Exercise objective:
Copy all lines in which the word "prefix" can be found.

## START Given records

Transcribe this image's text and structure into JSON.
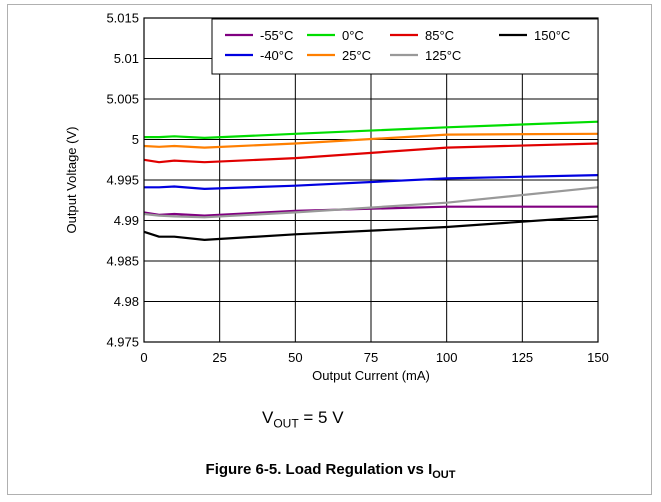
{
  "chart_data": {
    "type": "line",
    "xlabel": "Output Current (mA)",
    "ylabel": "Output Voltage (V)",
    "xlim": [
      0,
      150
    ],
    "ylim": [
      4.975,
      5.015
    ],
    "x_ticks": [
      "0",
      "25",
      "50",
      "75",
      "100",
      "125",
      "150"
    ],
    "y_ticks": [
      "4.975",
      "4.98",
      "4.985",
      "4.99",
      "4.995",
      "5",
      "5.005",
      "5.01",
      "5.015"
    ],
    "grid": true,
    "legend_position": "top-right",
    "series": [
      {
        "name": "-55°C",
        "color": "#800080",
        "x": [
          0,
          5,
          10,
          20,
          50,
          100,
          150
        ],
        "y": [
          4.991,
          4.9907,
          4.9908,
          4.9906,
          4.9912,
          4.9917,
          4.9917
        ]
      },
      {
        "name": "-40°C",
        "color": "#0000e0",
        "x": [
          0,
          5,
          10,
          20,
          50,
          100,
          150
        ],
        "y": [
          4.9941,
          4.9941,
          4.9942,
          4.9939,
          4.9943,
          4.9952,
          4.9956
        ]
      },
      {
        "name": "0°C",
        "color": "#00dd00",
        "x": [
          0,
          5,
          10,
          20,
          50,
          100,
          150
        ],
        "y": [
          5.0003,
          5.0003,
          5.0004,
          5.0002,
          5.0007,
          5.0015,
          5.0022
        ]
      },
      {
        "name": "25°C",
        "color": "#ff7f00",
        "x": [
          0,
          5,
          10,
          20,
          50,
          100,
          150
        ],
        "y": [
          4.9992,
          4.9991,
          4.9992,
          4.999,
          4.9995,
          5.0006,
          5.0007
        ]
      },
      {
        "name": "85°C",
        "color": "#e00000",
        "x": [
          0,
          5,
          10,
          20,
          50,
          100,
          150
        ],
        "y": [
          4.9975,
          4.9972,
          4.9974,
          4.9972,
          4.9977,
          4.999,
          4.9995
        ]
      },
      {
        "name": "125°C",
        "color": "#999999",
        "x": [
          0,
          5,
          10,
          20,
          50,
          100,
          150
        ],
        "y": [
          4.9908,
          4.9906,
          4.9905,
          4.9904,
          4.991,
          4.9922,
          4.9941
        ]
      },
      {
        "name": "150°C",
        "color": "#000000",
        "x": [
          0,
          5,
          10,
          20,
          50,
          100,
          150
        ],
        "y": [
          4.9886,
          4.988,
          4.988,
          4.9876,
          4.9883,
          4.9892,
          4.9905
        ]
      }
    ]
  },
  "annotation": {
    "prefix": "V",
    "sub": "OUT",
    "suffix": " = 5 V"
  },
  "caption": {
    "prefix": "Figure 6-5. Load Regulation vs I",
    "sub": "OUT"
  }
}
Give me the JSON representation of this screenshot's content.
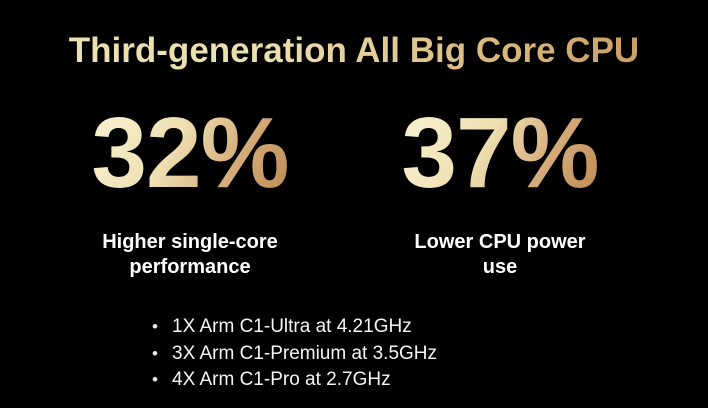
{
  "slide": {
    "title": "Third-generation All Big Core CPU",
    "bullet_char": "•",
    "stats": [
      {
        "value": "32%",
        "label_line1": "Higher single-core",
        "label_line2": "performance"
      },
      {
        "value": "37%",
        "label_line1": "Lower CPU power",
        "label_line2": "use"
      }
    ],
    "bullets": [
      "1X Arm C1-Ultra at 4.21GHz",
      "3X Arm C1-Premium at 3.5GHz",
      "4X Arm C1-Pro at 2.7GHz"
    ],
    "colors": {
      "background": "#000000",
      "gold_light": "#f2e6ba",
      "gold_dark": "#c08c54",
      "label_text": "#ffffff"
    }
  }
}
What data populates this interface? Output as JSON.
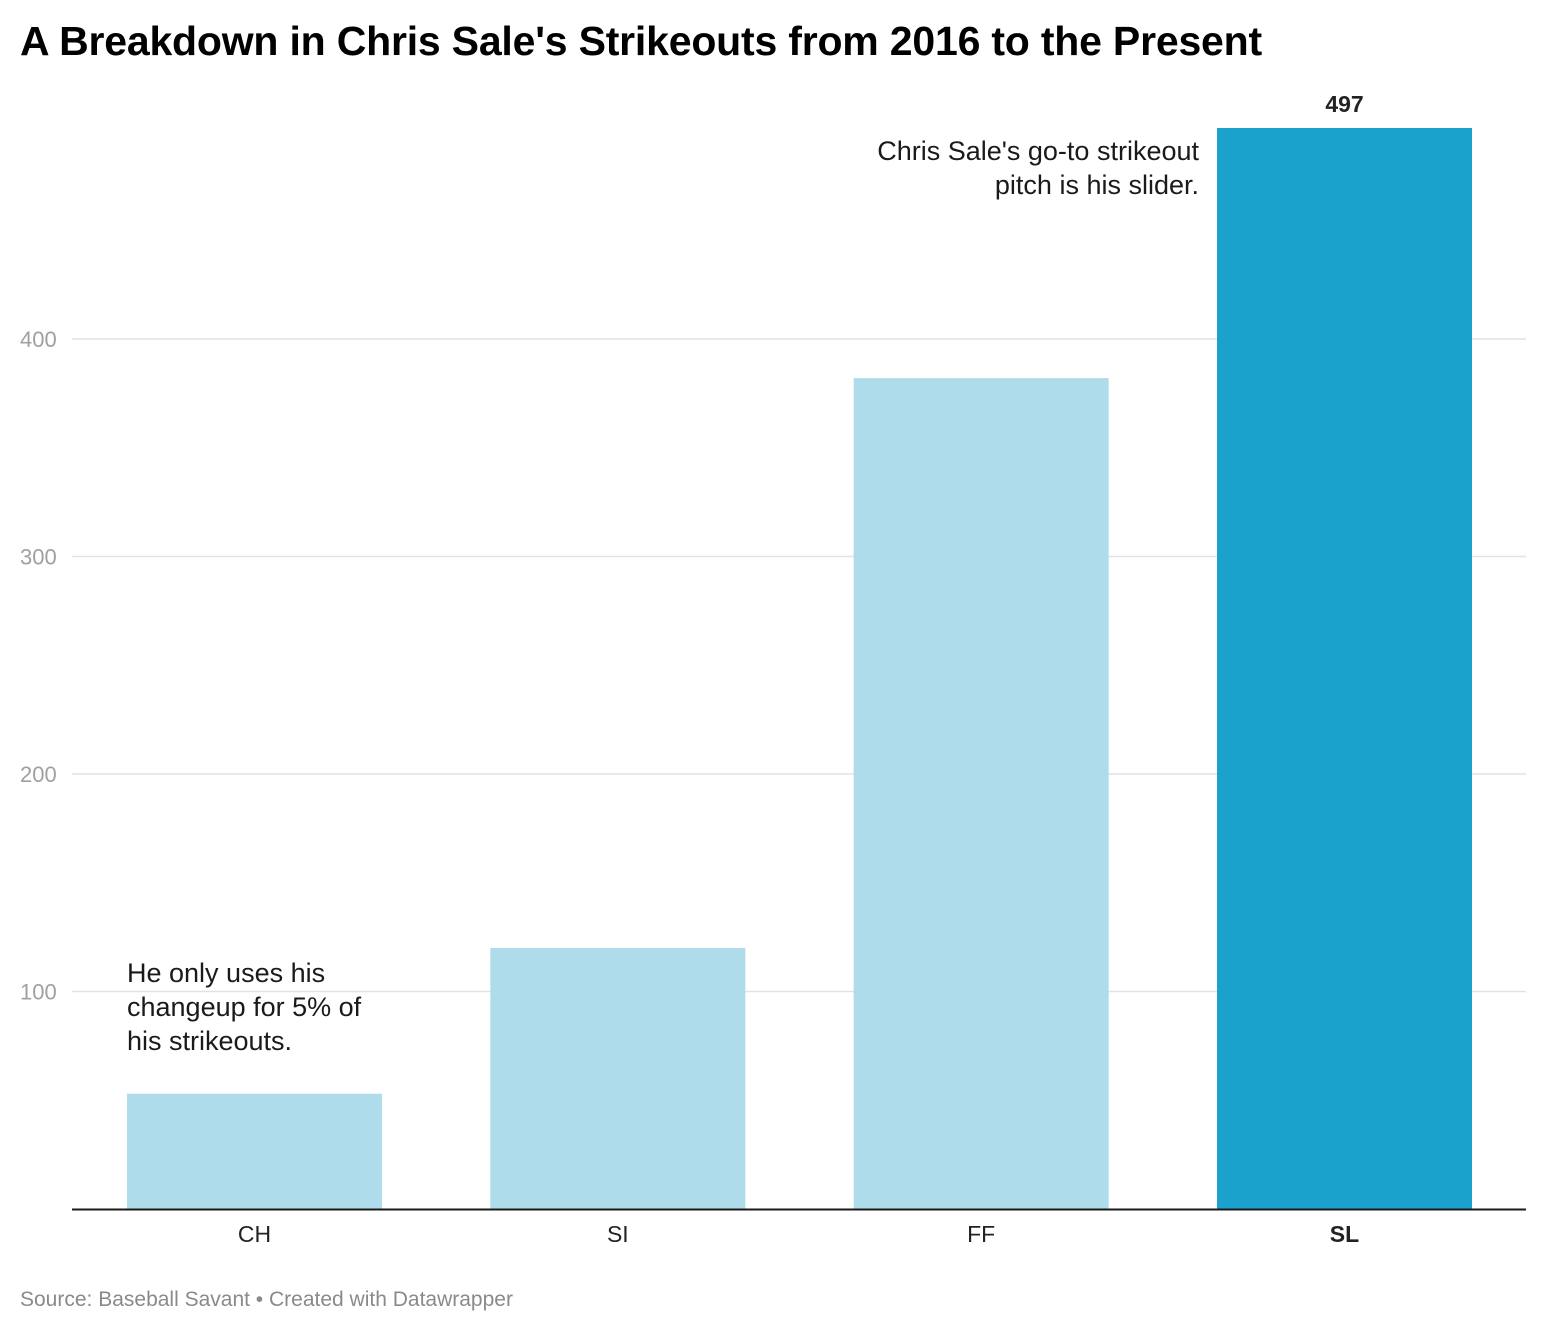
{
  "title": "A Breakdown in Chris Sale's Strikeouts from 2016 to the Present",
  "source_text": "Source: Baseball Savant • Created with Datawrapper",
  "annotations": {
    "changeup": [
      "He only uses his",
      "changeup for 5% of",
      "his strikeouts."
    ],
    "slider": [
      "Chris Sale's go-to strikeout",
      "pitch is his slider."
    ]
  },
  "colors": {
    "bar_default": "#aedcea",
    "bar_highlight": "#1aa1cc",
    "grid": "#e2e2e2",
    "axis": "#1a1a1a"
  },
  "chart_data": {
    "type": "bar",
    "title": "A Breakdown in Chris Sale's Strikeouts from 2016 to the Present",
    "xlabel": "",
    "ylabel": "",
    "categories": [
      "CH",
      "SI",
      "FF",
      "SL"
    ],
    "values": [
      53,
      120,
      382,
      497
    ],
    "highlight": "SL",
    "value_labels": {
      "SL": "497"
    },
    "yticks": [
      100,
      200,
      300,
      400
    ],
    "ylim": [
      0,
      497
    ],
    "grid": true,
    "legend": "none"
  }
}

## END Given records

Answer for this exercise:
    "prefix": "V",
    "prefix": "Figure 6-5. Load Regulation vs I",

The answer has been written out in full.